EXERCISE REQUIREMENTS
Copy every line from the data below in which the string "Growth" can be found.

DATA ENTRIES
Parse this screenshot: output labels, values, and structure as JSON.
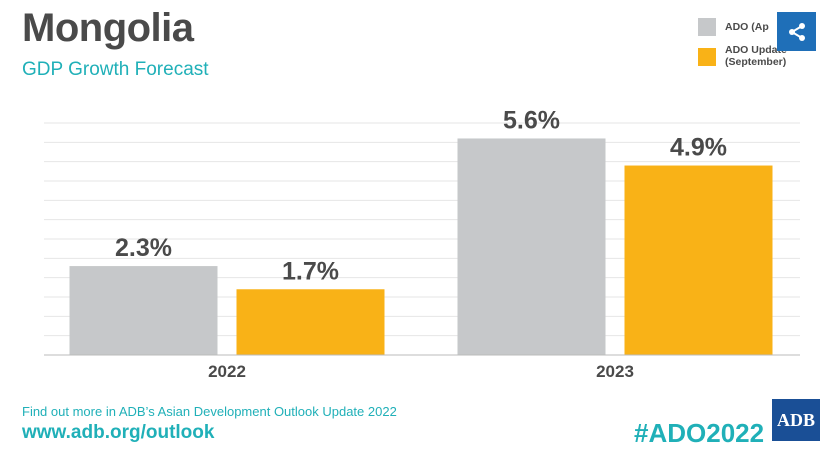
{
  "header": {
    "title": "Mongolia",
    "subtitle": "GDP Growth Forecast"
  },
  "share": {
    "icon": "share-icon"
  },
  "chart_data": {
    "type": "bar",
    "title": "Mongolia",
    "subtitle": "GDP Growth Forecast",
    "categories": [
      "2022",
      "2023"
    ],
    "series": [
      {
        "name": "ADO (April)",
        "values": [
          2.3,
          5.6
        ],
        "labels": [
          "2.3%",
          "5.6%"
        ],
        "color": "#c6c8ca"
      },
      {
        "name": "ADO Update (September)",
        "values": [
          1.7,
          4.9
        ],
        "labels": [
          "1.7%",
          "4.9%"
        ],
        "color": "#f9b217"
      }
    ],
    "legend": {
      "position": "top-right",
      "items": [
        {
          "label": "ADO (Ap",
          "color": "#c6c8ca"
        },
        {
          "label": "ADO Update\n(September)",
          "color": "#f9b217"
        }
      ]
    },
    "ylim": [
      0,
      6.0
    ],
    "grid": true,
    "xlabel": "",
    "ylabel": ""
  },
  "footer": {
    "line": "Find out more in ADB’s Asian Development Outlook Update 2022",
    "url": "www.adb.org/outlook",
    "hashtag": "#ADO2022",
    "logo": "ADB"
  },
  "colors": {
    "accent": "#20b0b8",
    "title": "#4a4a4a",
    "share_bg": "#1f6fb8",
    "logo_bg": "#1a4f96"
  }
}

TASK RESULT
    "subtitle": "GDP Growth Forecast"
    "subtitle": "GDP Growth Forecast",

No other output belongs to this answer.